▸ **Stated goal**: Present each line of the entries below that holds the word "Quem".

▸ **Extracted entries**:
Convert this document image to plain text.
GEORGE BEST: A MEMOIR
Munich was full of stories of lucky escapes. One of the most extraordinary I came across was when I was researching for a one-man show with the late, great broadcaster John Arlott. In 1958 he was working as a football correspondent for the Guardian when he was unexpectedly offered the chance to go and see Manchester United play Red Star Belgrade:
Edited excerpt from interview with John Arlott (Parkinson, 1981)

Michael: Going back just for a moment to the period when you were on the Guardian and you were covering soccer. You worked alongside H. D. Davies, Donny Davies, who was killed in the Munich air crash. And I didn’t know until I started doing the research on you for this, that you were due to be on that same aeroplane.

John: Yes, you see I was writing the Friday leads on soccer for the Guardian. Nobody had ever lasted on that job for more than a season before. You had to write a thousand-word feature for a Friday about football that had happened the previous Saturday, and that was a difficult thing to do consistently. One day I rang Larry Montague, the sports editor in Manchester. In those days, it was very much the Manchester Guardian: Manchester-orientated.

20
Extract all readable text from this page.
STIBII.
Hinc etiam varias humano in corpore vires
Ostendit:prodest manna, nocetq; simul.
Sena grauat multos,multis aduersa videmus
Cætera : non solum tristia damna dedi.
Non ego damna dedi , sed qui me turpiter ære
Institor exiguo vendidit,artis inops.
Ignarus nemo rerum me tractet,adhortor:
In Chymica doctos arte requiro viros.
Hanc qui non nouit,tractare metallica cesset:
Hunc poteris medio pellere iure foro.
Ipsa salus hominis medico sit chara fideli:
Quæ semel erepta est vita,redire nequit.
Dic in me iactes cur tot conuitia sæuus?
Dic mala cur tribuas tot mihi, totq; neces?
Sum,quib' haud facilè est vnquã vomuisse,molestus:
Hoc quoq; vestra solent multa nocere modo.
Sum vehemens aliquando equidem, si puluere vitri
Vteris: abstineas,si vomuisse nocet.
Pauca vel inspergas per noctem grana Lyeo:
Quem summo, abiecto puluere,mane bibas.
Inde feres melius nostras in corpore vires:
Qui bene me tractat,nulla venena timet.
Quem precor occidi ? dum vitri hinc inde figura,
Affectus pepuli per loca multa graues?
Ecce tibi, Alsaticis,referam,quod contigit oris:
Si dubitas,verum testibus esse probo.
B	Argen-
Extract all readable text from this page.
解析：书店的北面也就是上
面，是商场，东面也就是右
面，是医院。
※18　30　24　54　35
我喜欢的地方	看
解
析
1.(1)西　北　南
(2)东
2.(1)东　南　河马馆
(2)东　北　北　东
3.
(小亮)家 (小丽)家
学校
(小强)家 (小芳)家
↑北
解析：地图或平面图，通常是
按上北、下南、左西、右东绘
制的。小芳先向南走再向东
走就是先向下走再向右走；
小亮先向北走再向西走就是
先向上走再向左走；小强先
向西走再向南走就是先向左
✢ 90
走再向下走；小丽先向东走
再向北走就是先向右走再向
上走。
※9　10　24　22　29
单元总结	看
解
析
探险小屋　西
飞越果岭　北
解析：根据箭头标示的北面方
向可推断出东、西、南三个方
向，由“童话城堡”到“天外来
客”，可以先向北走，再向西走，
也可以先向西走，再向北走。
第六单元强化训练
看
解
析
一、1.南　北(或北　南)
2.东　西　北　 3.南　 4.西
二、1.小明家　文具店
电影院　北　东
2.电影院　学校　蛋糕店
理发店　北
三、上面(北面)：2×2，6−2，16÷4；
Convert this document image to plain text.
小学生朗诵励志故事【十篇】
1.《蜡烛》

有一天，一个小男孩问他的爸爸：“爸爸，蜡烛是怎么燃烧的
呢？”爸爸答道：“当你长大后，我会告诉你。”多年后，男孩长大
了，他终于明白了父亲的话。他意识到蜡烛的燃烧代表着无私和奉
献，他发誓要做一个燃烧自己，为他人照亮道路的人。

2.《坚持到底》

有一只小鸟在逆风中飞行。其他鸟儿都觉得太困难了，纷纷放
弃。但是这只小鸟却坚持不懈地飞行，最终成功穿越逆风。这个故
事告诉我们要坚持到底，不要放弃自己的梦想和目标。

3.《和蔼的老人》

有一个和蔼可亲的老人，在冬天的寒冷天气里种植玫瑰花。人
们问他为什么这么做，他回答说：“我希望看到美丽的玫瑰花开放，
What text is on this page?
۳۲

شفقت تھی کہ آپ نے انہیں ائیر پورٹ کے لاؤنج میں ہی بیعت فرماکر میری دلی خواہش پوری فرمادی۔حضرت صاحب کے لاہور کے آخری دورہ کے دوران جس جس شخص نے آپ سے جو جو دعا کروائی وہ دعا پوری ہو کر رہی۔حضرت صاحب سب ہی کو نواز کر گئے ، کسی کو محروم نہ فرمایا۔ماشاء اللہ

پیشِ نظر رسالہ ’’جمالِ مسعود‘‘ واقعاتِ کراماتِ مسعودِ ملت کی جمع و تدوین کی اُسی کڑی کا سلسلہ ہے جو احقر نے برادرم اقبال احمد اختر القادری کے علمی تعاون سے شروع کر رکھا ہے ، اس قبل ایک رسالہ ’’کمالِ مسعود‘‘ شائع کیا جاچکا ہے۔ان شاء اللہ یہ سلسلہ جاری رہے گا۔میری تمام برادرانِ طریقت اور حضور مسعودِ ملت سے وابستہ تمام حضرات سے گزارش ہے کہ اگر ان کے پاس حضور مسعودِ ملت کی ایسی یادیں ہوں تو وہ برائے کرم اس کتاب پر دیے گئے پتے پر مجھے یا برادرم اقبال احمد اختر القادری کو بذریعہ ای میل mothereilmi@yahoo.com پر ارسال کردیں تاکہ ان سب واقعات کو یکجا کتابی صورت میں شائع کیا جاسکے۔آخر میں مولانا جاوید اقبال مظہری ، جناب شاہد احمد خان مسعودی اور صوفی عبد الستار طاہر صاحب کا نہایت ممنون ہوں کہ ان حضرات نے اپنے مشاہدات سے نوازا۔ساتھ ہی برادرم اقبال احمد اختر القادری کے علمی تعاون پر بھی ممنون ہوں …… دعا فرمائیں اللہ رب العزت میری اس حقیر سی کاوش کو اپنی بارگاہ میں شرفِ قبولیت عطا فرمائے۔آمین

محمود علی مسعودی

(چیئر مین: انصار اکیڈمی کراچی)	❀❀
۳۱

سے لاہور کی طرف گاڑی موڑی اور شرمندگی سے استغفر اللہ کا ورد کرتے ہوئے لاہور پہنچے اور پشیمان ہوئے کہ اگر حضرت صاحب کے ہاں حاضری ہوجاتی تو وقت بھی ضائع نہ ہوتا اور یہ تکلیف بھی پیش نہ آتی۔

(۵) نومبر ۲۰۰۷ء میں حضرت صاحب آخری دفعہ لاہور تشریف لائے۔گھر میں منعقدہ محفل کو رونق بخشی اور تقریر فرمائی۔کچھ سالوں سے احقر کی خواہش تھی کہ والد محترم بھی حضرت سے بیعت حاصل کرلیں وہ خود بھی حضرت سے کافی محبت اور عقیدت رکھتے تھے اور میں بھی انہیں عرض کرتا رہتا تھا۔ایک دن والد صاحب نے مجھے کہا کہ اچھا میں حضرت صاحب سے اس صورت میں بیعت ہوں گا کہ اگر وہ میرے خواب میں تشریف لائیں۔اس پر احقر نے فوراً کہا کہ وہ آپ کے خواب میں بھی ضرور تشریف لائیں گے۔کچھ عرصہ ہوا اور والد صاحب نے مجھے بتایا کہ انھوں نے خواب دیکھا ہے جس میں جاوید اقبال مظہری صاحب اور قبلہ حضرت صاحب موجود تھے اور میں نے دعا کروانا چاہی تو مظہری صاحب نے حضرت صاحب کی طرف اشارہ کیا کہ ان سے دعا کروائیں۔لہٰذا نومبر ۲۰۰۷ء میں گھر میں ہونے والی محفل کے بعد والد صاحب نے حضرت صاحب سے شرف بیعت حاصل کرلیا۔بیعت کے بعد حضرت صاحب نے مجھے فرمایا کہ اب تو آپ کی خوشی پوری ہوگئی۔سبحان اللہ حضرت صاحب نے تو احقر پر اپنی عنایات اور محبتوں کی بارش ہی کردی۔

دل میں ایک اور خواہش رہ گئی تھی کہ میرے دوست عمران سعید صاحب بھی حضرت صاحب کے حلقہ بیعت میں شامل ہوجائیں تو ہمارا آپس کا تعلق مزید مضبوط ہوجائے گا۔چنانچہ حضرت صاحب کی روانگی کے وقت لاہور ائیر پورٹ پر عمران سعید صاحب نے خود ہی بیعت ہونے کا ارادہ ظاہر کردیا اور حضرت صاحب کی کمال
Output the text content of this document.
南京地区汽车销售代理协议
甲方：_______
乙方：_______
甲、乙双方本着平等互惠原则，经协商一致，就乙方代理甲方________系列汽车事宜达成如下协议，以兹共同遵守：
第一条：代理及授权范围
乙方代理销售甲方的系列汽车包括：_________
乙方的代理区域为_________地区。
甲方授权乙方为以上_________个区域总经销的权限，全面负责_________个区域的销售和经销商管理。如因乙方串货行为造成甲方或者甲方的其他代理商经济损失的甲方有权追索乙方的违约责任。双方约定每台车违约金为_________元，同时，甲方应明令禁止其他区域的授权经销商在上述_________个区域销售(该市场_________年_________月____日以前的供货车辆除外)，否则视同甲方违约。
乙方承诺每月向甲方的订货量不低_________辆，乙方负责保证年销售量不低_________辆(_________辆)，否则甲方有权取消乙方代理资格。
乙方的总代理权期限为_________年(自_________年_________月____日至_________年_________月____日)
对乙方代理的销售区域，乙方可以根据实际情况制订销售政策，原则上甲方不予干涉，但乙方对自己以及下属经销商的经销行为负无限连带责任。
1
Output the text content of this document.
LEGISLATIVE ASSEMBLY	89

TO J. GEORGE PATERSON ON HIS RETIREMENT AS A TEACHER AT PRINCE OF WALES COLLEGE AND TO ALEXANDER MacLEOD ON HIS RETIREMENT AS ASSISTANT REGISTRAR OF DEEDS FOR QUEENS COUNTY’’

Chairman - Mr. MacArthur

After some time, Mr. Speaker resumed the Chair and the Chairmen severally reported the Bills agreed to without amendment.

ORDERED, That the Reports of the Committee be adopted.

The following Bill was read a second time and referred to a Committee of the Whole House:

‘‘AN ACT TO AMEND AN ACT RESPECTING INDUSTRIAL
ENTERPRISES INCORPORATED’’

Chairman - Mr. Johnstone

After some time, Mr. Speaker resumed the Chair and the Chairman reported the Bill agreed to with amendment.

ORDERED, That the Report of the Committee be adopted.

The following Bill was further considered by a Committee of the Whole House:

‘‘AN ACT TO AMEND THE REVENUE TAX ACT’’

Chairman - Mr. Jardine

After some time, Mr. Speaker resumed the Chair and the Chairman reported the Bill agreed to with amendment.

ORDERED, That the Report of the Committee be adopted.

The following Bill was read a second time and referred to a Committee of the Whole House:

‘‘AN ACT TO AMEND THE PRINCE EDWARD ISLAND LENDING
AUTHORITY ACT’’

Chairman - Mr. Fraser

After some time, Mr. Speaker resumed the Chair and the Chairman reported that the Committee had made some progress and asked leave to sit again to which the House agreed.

▸ **Solution to the problem**:
Quem summo, abiecto puluere,mane bibas.
Quem precor occidi ? dum vitri hinc inde figura,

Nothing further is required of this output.